■ **Page**:
· · · · · · ·
- Directed by: J. J. Winlove
- Written by: J. J. Winlove
- Produced by: Drew Bailey Jamie Hilton Michael Pontin
- Starring: Noni Hazlehurst Claudia Karvan Stephen Curry
- Cinematography: Hugh Miller
- Edited by: Mark Warner
- Music by: Christopher Gordon
- Release dates: May 6, 2021 (Australia); January 7, 2022 (United States);
- Running time: 99 minutes
- Country: Australia
- Language: English

= June Again =

2021 Australian film

June Again is a 2021 Australian comedy film co-written and directed by J. J. Winlove.

==Plot==
June Wilton (Noni Hazlehurst) has been living in a nursing home for five years, suffering from vascular dementia. She’s being well looked after and is sometimes visited by an adult daughter whom she does not recognize. Then, one morning, June awakens completely lucid. However, she thinks only two or three months have gone by. Determined to go home and see her family, she flees the facility only to discover that her home has been sold, the lives of her adult children are in disarray and the family business she oversaw is in a downward spiral. Knowing that her lucidity is fleeting and that her dementia may resurface at any moment, June sets out to fix what's wrong with her family—whether they like it or not.

==Cast==
- Noni Hazlehurst as June
- Claudia Karvan as Ginny
- Stephen Curry as Devon
- Steve Le Marquand as Roger

==Reception==
Rotten Tomatoes lists 12 critics with all 12 assessed as fresh. It gave the film a score of 100%.
· · · · · · ·
■ **Record set**:
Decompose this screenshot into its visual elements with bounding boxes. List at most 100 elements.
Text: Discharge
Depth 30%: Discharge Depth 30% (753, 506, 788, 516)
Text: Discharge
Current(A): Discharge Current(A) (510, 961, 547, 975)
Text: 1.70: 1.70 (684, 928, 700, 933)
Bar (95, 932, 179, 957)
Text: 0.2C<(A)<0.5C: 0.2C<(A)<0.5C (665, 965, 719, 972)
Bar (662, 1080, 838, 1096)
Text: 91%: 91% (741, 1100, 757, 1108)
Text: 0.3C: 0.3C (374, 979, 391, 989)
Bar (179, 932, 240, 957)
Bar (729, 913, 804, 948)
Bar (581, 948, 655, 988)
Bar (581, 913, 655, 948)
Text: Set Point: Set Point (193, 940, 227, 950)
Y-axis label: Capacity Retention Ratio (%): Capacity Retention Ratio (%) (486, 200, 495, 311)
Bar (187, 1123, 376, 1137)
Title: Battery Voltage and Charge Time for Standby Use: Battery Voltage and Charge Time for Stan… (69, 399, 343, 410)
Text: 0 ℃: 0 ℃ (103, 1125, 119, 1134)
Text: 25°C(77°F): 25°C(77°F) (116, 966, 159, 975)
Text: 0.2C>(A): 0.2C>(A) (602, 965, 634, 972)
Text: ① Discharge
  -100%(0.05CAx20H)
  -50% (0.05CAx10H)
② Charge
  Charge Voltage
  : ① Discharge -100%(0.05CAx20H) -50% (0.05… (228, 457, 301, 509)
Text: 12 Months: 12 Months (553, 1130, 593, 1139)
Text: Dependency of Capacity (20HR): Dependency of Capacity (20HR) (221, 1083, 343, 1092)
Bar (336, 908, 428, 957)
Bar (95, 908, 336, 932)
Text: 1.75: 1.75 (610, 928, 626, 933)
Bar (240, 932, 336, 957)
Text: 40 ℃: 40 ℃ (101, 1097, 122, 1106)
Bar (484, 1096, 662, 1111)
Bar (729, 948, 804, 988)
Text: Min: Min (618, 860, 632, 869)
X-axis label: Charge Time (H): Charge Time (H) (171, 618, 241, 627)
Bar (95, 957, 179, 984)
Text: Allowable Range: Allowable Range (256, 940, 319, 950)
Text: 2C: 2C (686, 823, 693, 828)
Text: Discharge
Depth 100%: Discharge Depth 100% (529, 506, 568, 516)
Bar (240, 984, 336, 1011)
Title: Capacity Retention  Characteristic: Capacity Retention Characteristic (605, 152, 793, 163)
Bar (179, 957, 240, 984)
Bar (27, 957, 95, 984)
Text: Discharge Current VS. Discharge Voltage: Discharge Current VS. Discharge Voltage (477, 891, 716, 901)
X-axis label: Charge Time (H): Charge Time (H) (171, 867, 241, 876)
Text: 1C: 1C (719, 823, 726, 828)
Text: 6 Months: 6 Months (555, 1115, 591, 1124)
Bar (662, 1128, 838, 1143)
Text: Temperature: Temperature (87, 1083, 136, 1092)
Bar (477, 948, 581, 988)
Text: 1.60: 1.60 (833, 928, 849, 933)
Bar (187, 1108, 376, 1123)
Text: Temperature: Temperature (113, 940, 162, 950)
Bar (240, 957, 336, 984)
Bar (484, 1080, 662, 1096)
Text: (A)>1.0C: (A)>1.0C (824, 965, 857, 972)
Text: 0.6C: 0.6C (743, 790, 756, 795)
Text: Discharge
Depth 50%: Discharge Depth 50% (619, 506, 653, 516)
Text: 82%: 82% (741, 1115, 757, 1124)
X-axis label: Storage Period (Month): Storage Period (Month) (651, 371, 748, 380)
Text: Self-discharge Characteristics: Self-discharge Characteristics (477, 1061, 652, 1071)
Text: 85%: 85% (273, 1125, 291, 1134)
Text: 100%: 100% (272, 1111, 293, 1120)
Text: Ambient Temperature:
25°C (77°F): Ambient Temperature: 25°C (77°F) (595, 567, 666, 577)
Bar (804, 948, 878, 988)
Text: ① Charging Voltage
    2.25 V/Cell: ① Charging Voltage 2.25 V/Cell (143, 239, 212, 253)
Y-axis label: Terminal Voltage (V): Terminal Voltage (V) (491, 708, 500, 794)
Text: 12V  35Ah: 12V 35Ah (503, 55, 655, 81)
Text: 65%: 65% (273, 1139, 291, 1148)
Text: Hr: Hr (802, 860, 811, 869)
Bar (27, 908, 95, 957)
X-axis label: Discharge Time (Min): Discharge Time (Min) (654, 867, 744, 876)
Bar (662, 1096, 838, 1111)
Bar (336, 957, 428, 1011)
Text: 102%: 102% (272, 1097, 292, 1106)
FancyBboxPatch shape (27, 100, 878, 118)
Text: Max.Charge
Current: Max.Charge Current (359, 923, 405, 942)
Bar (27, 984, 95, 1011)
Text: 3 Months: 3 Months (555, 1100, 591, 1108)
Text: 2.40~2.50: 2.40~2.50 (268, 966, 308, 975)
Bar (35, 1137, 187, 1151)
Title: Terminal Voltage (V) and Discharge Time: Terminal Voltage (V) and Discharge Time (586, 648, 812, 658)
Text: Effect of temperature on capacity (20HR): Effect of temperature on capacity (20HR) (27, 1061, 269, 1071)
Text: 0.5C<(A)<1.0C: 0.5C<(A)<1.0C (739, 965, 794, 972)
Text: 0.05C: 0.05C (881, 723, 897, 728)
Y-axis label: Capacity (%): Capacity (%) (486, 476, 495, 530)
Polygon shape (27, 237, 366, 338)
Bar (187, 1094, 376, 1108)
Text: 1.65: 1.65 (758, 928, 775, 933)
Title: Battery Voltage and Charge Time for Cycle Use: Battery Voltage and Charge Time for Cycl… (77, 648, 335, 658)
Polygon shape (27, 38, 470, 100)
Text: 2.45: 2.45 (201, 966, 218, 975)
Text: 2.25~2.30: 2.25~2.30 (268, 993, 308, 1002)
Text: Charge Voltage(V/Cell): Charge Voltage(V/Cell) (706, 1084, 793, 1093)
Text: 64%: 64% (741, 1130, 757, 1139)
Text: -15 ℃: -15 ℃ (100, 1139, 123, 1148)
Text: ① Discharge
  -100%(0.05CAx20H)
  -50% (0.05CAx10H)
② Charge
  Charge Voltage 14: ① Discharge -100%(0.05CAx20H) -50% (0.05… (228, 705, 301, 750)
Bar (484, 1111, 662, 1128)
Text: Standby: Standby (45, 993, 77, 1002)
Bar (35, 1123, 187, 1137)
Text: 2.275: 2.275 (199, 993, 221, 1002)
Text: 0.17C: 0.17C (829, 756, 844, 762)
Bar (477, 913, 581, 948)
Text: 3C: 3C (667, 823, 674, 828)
· · · · · · ·
■ **Set task A**: According to the June Again page, what condition has June been living with in the nursing home?
■ **Set task B**: From the June Again page, reproduce word for word the passage that opens with the words containing "2021 Australian film" and closes with "like it or not.".

■ **Correct result A**: Vascular dementia.

■ **Correct result B**:
2021 Australian film

June Again is a 2021 Australian comedy film co-written and directed by J. J. Winlove.

==Plot==
June Wilton (Noni Hazlehurst) has been living in a nursing home for five years, suffering from vascular dementia. She’s being well looked after and is sometimes visited by an adult daughter whom she does not recognize. Then, one morning, June awakens completely lucid. However, she thinks only two or three months have gone by. Determined to go home and see her family, she flees the facility only to discover that her home has been sold, the lives of her adult children are in disarray and the family business she oversaw is in a downward spiral. Knowing that her lucidity is fleeting and that her dementia may resurface at any moment, June sets out to fix what's wrong with her family—whether they like it or not.